REQUIREMENT >> Wherever a line holds the word "Temperature", copy that line out.

DATA FOR THE TASK >>
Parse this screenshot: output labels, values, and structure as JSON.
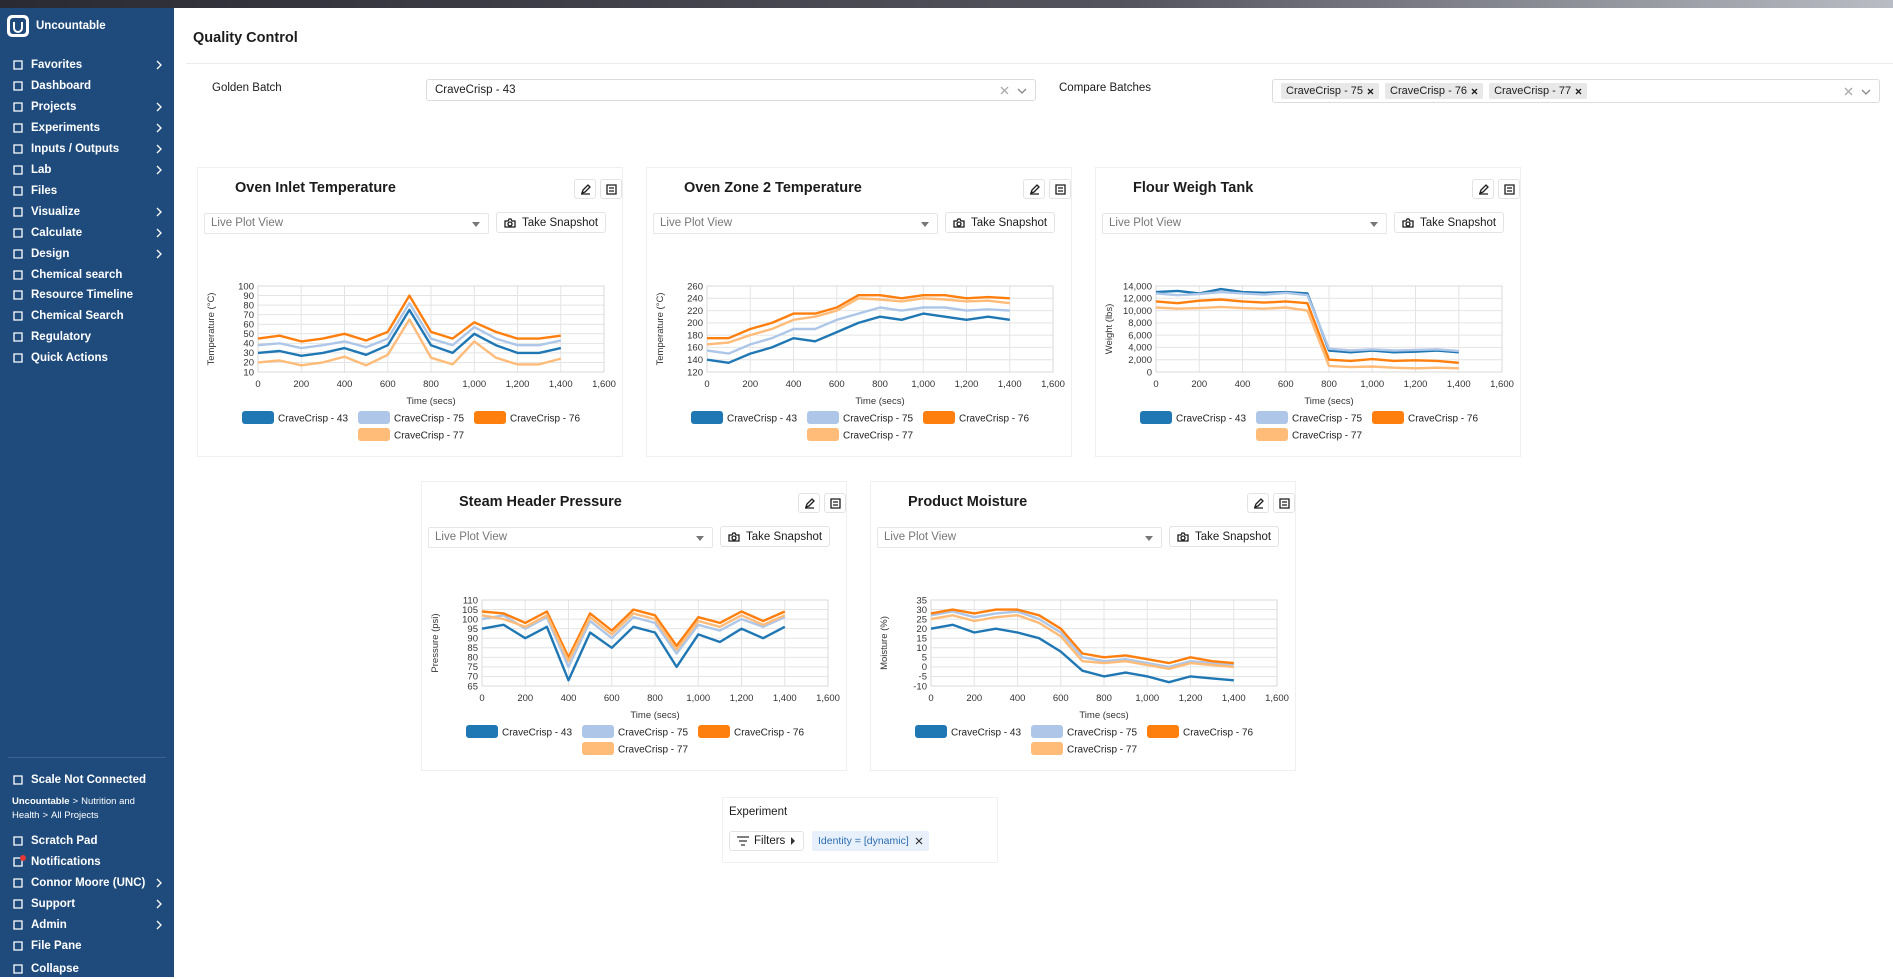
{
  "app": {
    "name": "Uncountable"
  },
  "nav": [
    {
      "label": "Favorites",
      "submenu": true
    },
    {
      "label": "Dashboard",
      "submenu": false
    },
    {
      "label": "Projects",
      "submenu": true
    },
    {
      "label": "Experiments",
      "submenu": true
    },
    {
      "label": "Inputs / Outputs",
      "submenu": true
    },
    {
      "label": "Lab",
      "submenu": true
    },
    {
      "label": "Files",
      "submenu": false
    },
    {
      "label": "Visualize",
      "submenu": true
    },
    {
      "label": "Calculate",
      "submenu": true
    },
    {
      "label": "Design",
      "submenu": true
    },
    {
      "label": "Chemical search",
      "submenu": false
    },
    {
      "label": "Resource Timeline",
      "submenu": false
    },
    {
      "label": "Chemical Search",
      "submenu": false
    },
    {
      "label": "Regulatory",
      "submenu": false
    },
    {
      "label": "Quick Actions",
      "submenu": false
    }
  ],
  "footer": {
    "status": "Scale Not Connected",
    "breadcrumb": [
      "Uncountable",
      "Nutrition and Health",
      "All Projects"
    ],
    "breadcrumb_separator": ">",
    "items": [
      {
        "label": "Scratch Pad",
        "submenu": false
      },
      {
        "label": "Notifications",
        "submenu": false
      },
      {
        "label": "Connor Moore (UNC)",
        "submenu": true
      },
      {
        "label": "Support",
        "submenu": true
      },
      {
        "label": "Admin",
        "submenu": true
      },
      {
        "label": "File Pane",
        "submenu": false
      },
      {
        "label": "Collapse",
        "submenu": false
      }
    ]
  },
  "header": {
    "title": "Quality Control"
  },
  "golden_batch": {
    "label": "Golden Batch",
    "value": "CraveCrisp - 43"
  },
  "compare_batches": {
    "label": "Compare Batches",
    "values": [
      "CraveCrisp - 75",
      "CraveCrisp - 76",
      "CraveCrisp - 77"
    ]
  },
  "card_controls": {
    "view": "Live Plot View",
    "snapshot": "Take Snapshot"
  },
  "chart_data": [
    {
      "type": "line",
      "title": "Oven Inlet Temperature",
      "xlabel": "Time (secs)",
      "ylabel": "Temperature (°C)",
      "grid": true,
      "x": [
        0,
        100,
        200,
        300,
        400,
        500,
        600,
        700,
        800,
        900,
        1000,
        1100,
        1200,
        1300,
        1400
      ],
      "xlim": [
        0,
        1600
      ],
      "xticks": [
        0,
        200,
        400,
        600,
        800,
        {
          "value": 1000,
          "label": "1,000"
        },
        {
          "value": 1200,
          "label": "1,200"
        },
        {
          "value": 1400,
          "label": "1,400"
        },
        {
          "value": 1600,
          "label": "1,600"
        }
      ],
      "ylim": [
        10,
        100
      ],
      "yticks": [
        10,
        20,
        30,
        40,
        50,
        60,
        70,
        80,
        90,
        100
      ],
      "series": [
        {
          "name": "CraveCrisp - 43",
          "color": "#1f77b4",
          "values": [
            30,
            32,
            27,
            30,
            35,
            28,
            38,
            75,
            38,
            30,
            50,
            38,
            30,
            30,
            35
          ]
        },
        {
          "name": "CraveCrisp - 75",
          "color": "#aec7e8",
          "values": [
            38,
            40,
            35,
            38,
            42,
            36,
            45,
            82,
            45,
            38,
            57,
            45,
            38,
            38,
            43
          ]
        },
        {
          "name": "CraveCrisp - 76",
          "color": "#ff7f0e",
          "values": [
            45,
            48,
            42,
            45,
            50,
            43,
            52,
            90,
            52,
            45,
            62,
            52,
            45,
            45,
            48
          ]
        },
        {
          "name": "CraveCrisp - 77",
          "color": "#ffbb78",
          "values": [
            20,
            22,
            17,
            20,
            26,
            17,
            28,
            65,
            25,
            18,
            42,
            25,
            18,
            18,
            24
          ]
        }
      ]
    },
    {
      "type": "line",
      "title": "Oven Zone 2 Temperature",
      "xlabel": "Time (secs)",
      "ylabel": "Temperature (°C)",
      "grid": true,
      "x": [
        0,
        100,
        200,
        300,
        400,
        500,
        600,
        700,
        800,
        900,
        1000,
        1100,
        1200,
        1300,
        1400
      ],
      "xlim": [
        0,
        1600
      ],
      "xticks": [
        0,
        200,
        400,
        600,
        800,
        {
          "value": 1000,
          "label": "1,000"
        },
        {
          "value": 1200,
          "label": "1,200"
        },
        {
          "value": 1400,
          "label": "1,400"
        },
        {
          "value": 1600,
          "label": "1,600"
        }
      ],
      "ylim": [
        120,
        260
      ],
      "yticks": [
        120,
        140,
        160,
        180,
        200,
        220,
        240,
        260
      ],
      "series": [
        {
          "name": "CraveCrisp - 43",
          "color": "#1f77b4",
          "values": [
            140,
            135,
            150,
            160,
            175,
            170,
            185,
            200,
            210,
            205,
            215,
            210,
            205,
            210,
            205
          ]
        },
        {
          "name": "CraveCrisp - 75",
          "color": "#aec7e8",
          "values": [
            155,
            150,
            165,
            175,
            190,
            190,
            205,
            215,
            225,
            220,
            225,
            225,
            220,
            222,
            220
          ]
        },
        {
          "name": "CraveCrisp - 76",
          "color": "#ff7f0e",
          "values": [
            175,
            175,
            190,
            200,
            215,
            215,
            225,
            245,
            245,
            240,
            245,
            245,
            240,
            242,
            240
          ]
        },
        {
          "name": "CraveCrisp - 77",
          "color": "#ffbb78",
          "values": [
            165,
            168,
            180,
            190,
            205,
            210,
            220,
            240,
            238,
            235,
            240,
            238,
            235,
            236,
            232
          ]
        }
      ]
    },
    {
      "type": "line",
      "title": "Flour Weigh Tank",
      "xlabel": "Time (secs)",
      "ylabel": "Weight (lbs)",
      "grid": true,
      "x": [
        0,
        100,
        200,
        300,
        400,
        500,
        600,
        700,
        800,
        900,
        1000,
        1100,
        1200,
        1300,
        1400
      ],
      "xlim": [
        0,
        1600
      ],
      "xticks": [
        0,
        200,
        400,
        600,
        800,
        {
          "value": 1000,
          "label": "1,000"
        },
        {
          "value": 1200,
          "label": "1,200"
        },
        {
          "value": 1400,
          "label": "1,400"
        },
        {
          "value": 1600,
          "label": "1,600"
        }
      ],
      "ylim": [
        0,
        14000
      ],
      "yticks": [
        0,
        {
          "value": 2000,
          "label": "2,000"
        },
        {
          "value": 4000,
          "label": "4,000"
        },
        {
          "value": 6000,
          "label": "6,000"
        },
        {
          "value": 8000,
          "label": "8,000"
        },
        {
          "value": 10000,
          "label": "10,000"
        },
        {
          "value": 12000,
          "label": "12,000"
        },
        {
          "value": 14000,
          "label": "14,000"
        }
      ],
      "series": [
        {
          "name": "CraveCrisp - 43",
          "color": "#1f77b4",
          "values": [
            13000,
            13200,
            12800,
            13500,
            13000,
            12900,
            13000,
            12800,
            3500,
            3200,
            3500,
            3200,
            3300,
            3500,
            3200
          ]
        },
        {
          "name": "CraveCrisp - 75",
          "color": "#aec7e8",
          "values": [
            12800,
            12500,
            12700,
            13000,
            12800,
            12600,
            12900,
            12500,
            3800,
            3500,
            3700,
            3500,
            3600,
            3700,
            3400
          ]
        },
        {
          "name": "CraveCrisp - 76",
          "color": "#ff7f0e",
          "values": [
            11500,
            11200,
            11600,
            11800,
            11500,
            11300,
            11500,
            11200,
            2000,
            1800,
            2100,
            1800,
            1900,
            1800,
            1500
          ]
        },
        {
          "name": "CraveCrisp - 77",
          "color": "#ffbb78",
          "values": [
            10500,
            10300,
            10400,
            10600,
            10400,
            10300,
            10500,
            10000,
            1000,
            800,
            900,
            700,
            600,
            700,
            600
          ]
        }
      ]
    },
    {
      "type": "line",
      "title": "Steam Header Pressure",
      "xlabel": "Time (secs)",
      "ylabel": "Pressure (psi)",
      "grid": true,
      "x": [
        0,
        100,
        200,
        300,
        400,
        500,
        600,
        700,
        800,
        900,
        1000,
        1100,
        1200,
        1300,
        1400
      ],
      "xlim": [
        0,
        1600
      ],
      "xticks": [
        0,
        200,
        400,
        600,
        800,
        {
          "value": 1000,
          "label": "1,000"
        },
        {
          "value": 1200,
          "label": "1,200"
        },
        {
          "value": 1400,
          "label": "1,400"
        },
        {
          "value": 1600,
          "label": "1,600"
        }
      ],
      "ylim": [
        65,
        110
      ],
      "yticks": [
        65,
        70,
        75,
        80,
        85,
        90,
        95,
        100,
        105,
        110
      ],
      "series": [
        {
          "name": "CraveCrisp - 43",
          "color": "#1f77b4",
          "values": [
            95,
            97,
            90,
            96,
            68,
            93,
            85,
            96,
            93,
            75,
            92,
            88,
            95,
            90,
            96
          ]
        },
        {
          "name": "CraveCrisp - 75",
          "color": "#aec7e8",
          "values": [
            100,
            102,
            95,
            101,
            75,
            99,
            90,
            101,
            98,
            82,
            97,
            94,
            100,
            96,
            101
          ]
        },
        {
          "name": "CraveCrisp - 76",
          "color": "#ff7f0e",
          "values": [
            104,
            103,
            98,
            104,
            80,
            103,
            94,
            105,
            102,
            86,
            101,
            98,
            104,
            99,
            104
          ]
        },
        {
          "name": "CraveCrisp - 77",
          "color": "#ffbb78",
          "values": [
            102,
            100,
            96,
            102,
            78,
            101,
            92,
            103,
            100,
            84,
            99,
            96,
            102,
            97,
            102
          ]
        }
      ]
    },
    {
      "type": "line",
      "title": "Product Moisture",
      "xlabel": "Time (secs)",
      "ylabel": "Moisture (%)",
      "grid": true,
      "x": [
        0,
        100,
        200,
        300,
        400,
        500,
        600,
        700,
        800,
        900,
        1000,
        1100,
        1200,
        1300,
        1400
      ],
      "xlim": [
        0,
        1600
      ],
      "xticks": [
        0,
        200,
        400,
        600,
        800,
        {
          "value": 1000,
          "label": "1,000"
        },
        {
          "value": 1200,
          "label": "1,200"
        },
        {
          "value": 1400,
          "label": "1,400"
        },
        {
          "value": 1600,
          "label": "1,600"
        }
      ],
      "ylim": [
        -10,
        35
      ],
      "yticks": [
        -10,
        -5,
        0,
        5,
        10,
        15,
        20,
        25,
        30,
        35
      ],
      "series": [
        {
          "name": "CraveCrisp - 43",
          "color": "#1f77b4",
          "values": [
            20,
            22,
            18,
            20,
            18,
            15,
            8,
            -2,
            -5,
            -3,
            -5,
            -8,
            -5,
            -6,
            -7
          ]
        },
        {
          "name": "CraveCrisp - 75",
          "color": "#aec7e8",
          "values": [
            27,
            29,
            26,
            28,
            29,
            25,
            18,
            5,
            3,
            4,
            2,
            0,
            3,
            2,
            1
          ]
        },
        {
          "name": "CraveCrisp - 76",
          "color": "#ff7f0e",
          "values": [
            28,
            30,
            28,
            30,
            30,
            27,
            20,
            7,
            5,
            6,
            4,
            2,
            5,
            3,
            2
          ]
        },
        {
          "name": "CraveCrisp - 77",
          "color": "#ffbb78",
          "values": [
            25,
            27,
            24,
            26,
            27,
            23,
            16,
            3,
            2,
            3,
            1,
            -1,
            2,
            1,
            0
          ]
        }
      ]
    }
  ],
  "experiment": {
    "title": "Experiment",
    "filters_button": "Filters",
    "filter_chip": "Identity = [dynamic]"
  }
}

WRITTEN SOLUTION >>
      "title": "Oven Inlet Temperature",
      "ylabel": "Temperature (°C)",
      "title": "Oven Zone 2 Temperature",
      "ylabel": "Temperature (°C)",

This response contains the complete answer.